- [Short task]
The listing below should be written out exactly; please include all of it.

──────── Dataset

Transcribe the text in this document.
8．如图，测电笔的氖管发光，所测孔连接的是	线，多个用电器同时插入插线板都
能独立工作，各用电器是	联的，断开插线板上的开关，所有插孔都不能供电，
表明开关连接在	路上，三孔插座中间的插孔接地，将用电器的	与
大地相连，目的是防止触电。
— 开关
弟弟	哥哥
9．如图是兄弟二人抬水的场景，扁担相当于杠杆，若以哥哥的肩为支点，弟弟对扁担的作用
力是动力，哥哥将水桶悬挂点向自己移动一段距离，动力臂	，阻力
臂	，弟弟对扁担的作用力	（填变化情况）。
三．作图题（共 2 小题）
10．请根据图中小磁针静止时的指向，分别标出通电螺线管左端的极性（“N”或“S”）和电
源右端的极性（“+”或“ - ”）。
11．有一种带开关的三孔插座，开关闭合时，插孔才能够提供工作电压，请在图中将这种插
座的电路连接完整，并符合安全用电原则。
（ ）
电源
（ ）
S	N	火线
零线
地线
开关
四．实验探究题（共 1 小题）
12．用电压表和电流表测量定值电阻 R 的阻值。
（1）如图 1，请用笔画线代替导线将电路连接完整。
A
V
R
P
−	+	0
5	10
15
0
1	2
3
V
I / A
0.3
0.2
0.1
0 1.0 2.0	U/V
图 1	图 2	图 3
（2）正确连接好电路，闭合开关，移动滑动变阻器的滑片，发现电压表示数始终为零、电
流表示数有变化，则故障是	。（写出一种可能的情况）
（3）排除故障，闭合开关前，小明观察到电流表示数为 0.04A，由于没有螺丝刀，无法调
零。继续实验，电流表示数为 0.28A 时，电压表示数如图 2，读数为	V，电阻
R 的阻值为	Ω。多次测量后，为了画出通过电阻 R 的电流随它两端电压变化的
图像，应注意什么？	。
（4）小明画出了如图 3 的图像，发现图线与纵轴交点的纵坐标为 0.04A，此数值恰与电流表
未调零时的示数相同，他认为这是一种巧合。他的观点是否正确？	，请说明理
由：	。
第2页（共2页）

────────────────

- [Output for this exercise]
Transcribe the text in this document.
8．如图，测电笔的氖管发光，所测孔连接的是	线，多个用电器同时插入插线板都
能独立工作，各用电器是	联的，断开插线板上的开关，所有插孔都不能供电，
表明开关连接在	路上，三孔插座中间的插孔接地，将用电器的	与
大地相连，目的是防止触电。
— 开关
弟弟	哥哥
9．如图是兄弟二人抬水的场景，扁担相当于杠杆，若以哥哥的肩为支点，弟弟对扁担的作用
力是动力，哥哥将水桶悬挂点向自己移动一段距离，动力臂	，阻力
臂	，弟弟对扁担的作用力	（填变化情况）。
三．作图题（共 2 小题）
10．请根据图中小磁针静止时的指向，分别标出通电螺线管左端的极性（“N”或“S”）和电
源右端的极性（“+”或“ - ”）。
11．有一种带开关的三孔插座，开关闭合时，插孔才能够提供工作电压，请在图中将这种插
座的电路连接完整，并符合安全用电原则。
（ ）
电源
（ ）
S	N	火线
零线
地线
开关
四．实验探究题（共 1 小题）
12．用电压表和电流表测量定值电阻 R 的阻值。
（1）如图 1，请用笔画线代替导线将电路连接完整。
A
V
R
P
−	+	0
5	10
15
0
1	2
3
V
I / A
0.3
0.2
0.1
0 1.0 2.0	U/V
图 1	图 2	图 3
（2）正确连接好电路，闭合开关，移动滑动变阻器的滑片，发现电压表示数始终为零、电
流表示数有变化，则故障是	。（写出一种可能的情况）
（3）排除故障，闭合开关前，小明观察到电流表示数为 0.04A，由于没有螺丝刀，无法调
零。继续实验，电流表示数为 0.28A 时，电压表示数如图 2，读数为	V，电阻
R 的阻值为	Ω。多次测量后，为了画出通过电阻 R 的电流随它两端电压变化的
图像，应注意什么？	。
（4）小明画出了如图 3 的图像，发现图线与纵轴交点的纵坐标为 0.04A，此数值恰与电流表
未调零时的示数相同，他认为这是一种巧合。他的观点是否正确？	，请说明理
由：	。
第2页（共2页）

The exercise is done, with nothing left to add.